- [SOURCE DOCUMENT]:

═══

[Programming Pearls] Column 2 – Find anagrams

Problem:
Given a list of words, collect anagrams.

Solution:
For each word, generate its signature by sorting its chars. And then collect words with same signature.

Code:

def prog_2_C_find_anagrams(l):
    """
    >>> prog_2_C_find_anagrams(['spot', 'stop', 'tops', 'deal', 'lead'])
    defaultdict(<class 'list'>, {'opst': ['spot', 'stop', 'tops'], 'adel': ['deal', 'lead']})
    """
    from collections import defaultdict
    result = defaultdict(list)
    for word in l:
        word = word.lower()
        charlist = list(word)
        sorted_charlist = sorted(charlist)
        normalized_word = "".join(sorted_charlist)
        result[normalized_word].append(word)
    return result

[Programming Pearls] Column 2 – Shift list

Problem:
(Right) shift given string by n characters.

Solution:
Case: Start with a concrete sample like “abcdefgh”, shift by 2 chars. Result will be like “ghabcdef”.

Model #1:
Note that “gh” will be finally at leftmost – so the process can be like
1. swap “gh” and “ab” => “ghcdefab”
2. shift “cdefab” by 2
Note that above process is recursive. Basically if we name “ab” as A, “cdef” as B, “gh” as C. Then the problem is to change ABC to CAB. So after step 1 we got CBA. Then the problem is converted to handle substring “BA” in same way – basically, separate “BA” to “B1B2A” where B1 and A have equivalent length, then swap to get AB2B1, and then the problem is on B2B1, etc.
There are some points that worth attention, like if we model the string to ABC (len(A) == len(C), what if len(A) > len(ABC) / 2?

Model #2:
Based on what’s being analyzed in model #1, if we model the string to AB then the problem is how to convert AB to BA. With the introduction of primitive ‘revert’ operation, it can be modelled like: revert AB to get B1A1, revert B1 and A1 one by one to get BA.

Code for model #2

def prog_2_B_shift(s, n):
    """
    >>> print(prog_2_B_shift('abcdefgh', 5))
    defghabc
    >>> print(prog_2_B_shift('abcdefgh', 2))
    ghabcdef
    >>> print(prog_2_B_shift('abcdefgh', 8))
    abcdefgh
    >>> print(prog_2_B_shift('abcdefgh', 11))
    fghabcde
    """
    def reverse(l, left, right):
        # TODO: check out of range
        # better use assertion since the expected caller will
        # be from internal
        while right > left:
            l[left], l[right] = l[right], l[left]
            left += 1
            right -= 1
    # TODO: check if l / s is empty
    # TODO: check if n < 0
    # better use if - return or if - throw because caller is
    # from outside - unless we got confirmation on the input data
    l = list(s)

═══

- [INFORMATION GIVEN]:
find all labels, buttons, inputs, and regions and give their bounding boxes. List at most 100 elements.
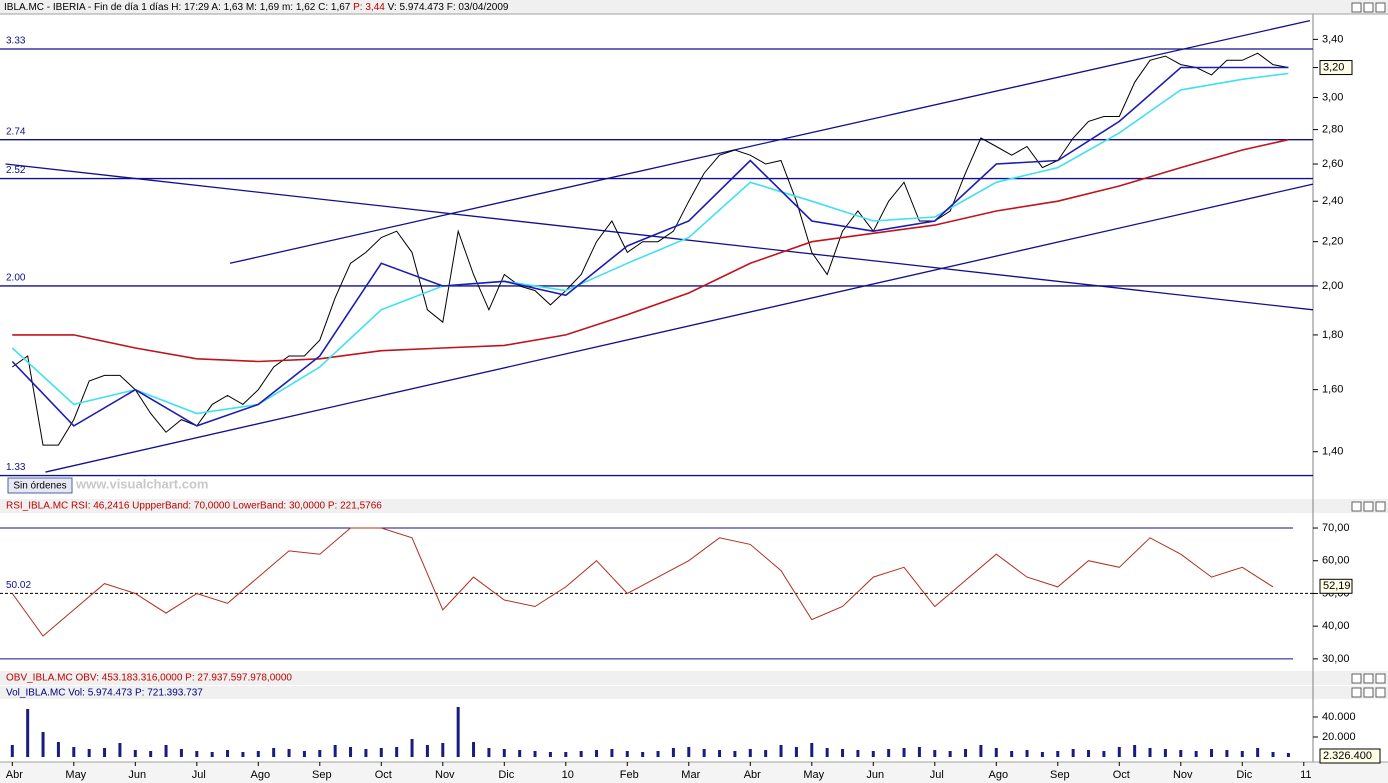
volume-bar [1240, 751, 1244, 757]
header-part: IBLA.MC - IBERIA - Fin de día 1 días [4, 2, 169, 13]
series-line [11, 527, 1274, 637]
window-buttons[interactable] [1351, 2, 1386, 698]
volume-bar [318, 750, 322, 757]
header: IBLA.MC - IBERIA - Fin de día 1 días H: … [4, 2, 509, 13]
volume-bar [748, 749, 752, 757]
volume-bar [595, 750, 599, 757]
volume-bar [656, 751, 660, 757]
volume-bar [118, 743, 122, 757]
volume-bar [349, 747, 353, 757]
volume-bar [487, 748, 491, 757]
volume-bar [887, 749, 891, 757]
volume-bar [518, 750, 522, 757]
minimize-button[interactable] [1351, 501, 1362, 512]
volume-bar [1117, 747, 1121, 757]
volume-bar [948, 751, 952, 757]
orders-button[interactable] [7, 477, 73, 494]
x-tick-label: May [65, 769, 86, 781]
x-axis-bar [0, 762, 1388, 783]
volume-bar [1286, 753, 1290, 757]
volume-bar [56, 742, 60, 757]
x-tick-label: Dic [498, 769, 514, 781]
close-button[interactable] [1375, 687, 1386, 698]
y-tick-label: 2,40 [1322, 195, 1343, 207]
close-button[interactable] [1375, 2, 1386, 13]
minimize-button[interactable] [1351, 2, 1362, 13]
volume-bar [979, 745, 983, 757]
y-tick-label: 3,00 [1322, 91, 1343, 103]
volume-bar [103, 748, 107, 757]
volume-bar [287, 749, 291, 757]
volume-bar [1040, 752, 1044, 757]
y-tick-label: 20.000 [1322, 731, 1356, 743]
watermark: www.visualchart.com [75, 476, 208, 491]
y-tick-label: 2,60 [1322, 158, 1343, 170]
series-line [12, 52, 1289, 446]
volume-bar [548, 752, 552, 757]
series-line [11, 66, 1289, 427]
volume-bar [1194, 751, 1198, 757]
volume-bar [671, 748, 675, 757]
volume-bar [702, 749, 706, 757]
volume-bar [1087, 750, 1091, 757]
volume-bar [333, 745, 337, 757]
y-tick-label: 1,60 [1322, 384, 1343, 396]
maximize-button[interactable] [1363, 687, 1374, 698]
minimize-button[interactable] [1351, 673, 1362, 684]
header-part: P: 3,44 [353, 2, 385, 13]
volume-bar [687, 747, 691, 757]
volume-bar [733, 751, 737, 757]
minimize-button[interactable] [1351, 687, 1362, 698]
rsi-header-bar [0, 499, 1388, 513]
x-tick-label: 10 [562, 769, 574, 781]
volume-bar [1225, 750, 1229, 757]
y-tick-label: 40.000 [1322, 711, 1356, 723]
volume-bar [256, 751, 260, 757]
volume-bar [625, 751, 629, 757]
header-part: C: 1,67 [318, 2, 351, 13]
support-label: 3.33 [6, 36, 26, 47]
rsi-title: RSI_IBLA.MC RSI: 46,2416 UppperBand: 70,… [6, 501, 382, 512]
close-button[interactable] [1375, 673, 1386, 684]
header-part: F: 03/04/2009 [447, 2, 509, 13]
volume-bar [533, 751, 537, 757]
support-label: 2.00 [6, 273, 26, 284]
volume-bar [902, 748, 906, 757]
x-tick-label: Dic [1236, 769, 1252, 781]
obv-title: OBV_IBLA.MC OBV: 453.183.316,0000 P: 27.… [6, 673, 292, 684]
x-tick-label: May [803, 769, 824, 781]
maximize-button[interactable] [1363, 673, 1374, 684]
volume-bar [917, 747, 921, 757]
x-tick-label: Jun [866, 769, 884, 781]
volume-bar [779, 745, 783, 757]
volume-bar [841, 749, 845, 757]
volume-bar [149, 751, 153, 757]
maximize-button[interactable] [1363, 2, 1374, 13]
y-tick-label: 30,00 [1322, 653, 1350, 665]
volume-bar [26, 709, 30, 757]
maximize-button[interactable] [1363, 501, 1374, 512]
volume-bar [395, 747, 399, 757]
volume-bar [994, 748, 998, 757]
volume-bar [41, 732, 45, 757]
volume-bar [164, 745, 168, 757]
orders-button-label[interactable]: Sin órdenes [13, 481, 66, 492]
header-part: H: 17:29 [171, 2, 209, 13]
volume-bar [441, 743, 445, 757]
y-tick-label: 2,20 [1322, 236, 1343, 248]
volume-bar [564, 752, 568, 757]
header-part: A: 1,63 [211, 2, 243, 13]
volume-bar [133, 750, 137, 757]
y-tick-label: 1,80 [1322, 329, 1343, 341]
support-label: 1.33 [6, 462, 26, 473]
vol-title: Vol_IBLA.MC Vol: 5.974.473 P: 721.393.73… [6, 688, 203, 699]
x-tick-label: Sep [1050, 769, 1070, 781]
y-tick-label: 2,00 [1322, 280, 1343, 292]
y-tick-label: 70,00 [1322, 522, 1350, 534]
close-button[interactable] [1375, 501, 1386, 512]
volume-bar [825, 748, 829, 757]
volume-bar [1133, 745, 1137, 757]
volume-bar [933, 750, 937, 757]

═══

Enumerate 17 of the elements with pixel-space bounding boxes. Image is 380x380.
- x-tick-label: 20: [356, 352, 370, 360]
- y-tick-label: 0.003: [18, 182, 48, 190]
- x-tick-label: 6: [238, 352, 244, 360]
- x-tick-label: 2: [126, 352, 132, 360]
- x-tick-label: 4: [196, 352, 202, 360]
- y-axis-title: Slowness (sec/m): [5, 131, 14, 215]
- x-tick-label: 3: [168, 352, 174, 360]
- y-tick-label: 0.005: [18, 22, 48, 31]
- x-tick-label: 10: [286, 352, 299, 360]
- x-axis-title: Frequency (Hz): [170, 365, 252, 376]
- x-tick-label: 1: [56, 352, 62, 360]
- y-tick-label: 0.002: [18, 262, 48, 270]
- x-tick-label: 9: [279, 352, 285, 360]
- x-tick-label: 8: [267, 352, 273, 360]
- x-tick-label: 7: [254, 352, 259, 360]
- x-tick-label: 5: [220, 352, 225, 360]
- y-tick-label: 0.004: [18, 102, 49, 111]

═══

- [SET PROBLEM 1]: According to the Programming Pearls notes, how is the signature of a word generated when collecting anagrams?
- [SET PROBLEM 2]: Please rewrite the paragraph of the Programming Pearls notes that begins "Based on what's being analyzed in model #1" as a short list, keeping its main facts.
- [SET PROBLEM 3]:
Do these statements agree with the Programming Pearls notes? Answer yes or no for each, quoting the words of the notes that decide it.
(a) The anagram function converts each word to lowercase before building its signature.
(b) Shifting "abcdefgh" right by 2 characters gives "cdefghab".
The items are separate from the Programming Pearls notes.

- [CORRECT RESULT 1]: By sorting the word's characters.

- [CORRECT RESULT 2]:
- Model the string as AB, so the problem becomes converting AB to BA.
- Introduce a primitive "revert" operation.
- Revert AB to get B1A1.
- Revert B1 and A1 one by one to get BA.

- [CORRECT RESULT 3]:
(a) Yes: "word = word.lower()"
(b) No: "Result will be like “ghabcdef”."